### PROBLEM TO SOLVE
Your answer should be one number: how many lines of the records hold the string "Date".

### EXTRACTED DATA
────────────────────

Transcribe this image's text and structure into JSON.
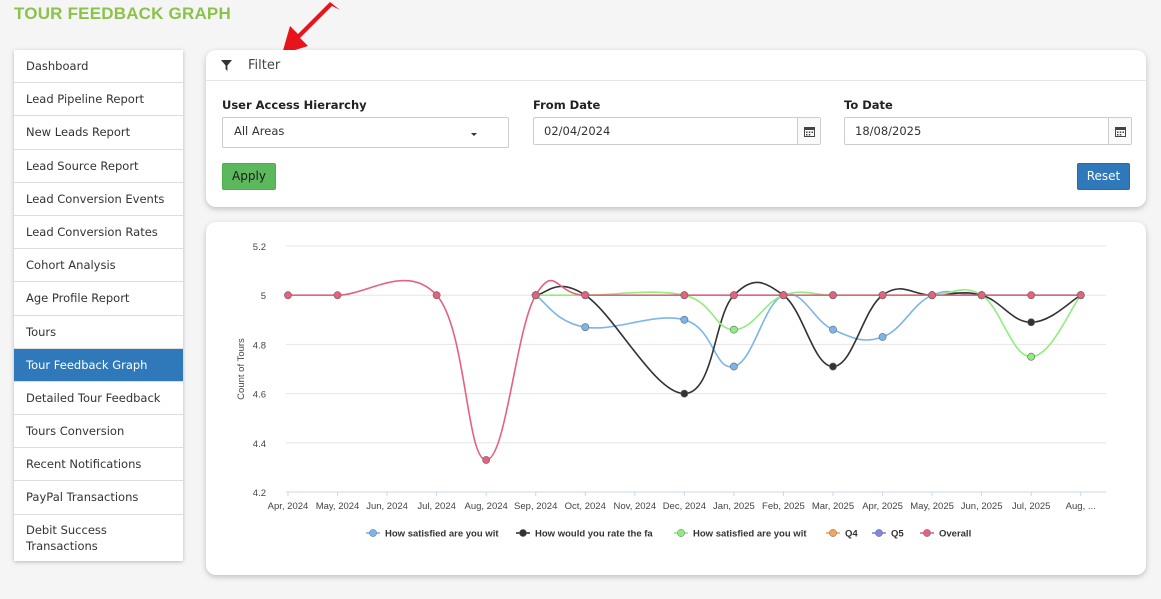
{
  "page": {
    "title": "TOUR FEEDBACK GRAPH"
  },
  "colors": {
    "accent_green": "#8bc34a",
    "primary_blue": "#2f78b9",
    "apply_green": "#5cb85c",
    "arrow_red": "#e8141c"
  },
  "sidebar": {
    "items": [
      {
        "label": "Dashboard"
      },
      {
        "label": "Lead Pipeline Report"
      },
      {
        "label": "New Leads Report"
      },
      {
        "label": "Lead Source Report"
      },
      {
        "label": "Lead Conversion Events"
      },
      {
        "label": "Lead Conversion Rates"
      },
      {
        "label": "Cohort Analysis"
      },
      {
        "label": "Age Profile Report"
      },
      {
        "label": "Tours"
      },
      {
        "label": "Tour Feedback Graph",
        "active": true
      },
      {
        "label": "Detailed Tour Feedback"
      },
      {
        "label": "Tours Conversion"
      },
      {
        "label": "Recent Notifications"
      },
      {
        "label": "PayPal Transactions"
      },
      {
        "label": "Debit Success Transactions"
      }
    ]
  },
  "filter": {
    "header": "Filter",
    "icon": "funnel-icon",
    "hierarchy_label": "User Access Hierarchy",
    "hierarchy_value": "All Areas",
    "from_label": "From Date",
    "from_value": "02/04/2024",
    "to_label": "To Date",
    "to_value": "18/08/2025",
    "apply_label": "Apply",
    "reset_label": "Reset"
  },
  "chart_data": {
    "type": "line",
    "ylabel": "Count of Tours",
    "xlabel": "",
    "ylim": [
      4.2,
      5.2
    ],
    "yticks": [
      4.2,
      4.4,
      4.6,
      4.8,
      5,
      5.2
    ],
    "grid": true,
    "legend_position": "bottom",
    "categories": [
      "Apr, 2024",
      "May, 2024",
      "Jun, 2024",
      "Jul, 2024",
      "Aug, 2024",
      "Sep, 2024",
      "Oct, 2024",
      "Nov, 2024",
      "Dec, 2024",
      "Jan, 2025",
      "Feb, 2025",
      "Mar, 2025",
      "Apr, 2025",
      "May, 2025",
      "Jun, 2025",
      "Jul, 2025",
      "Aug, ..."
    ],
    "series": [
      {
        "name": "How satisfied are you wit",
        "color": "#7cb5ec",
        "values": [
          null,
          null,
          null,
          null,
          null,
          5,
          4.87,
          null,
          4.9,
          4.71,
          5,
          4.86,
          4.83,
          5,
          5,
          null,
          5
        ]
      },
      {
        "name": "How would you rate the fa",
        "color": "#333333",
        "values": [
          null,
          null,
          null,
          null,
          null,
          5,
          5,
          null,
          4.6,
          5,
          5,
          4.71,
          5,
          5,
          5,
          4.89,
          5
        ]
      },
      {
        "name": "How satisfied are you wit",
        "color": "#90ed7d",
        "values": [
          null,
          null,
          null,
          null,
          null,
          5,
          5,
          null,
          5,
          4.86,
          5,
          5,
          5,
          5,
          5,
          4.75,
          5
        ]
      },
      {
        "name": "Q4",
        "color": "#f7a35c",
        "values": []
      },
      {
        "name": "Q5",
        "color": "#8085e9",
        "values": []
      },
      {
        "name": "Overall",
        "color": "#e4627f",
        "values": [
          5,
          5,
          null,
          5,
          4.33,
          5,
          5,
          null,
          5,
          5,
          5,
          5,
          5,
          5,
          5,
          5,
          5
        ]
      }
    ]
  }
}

────────────────────

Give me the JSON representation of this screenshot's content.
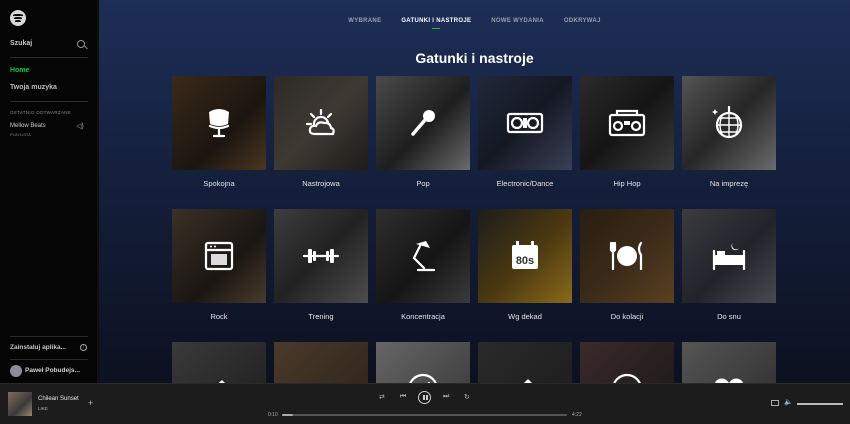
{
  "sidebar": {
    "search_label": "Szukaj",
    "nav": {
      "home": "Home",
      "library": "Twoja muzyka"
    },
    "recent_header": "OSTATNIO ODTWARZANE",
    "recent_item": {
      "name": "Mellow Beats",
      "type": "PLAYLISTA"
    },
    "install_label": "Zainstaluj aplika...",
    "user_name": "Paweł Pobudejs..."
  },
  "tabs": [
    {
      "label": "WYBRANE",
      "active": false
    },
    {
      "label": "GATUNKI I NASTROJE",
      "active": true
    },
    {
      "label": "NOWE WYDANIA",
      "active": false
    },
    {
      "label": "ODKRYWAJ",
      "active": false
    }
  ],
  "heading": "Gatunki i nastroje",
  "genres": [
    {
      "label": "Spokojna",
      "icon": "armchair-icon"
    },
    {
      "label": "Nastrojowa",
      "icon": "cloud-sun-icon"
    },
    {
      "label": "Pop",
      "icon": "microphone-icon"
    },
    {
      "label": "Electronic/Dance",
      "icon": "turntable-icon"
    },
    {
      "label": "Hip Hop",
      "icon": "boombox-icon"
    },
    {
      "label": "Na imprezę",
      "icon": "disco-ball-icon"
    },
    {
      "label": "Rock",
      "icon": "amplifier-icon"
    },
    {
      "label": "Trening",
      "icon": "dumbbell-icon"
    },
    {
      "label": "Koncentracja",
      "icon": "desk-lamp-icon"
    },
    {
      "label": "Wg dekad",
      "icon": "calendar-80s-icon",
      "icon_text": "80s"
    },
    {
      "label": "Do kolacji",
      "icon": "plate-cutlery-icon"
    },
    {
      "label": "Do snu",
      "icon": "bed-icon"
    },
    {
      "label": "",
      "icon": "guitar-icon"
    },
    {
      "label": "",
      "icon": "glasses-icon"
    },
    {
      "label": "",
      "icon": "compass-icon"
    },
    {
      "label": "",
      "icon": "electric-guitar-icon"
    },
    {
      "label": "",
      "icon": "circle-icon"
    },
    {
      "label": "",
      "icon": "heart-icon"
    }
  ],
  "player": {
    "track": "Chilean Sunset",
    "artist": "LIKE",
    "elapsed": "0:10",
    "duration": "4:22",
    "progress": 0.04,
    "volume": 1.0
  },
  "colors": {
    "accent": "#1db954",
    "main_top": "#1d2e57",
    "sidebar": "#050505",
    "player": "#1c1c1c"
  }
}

────────────────────

### WRITTEN RESPONSE
2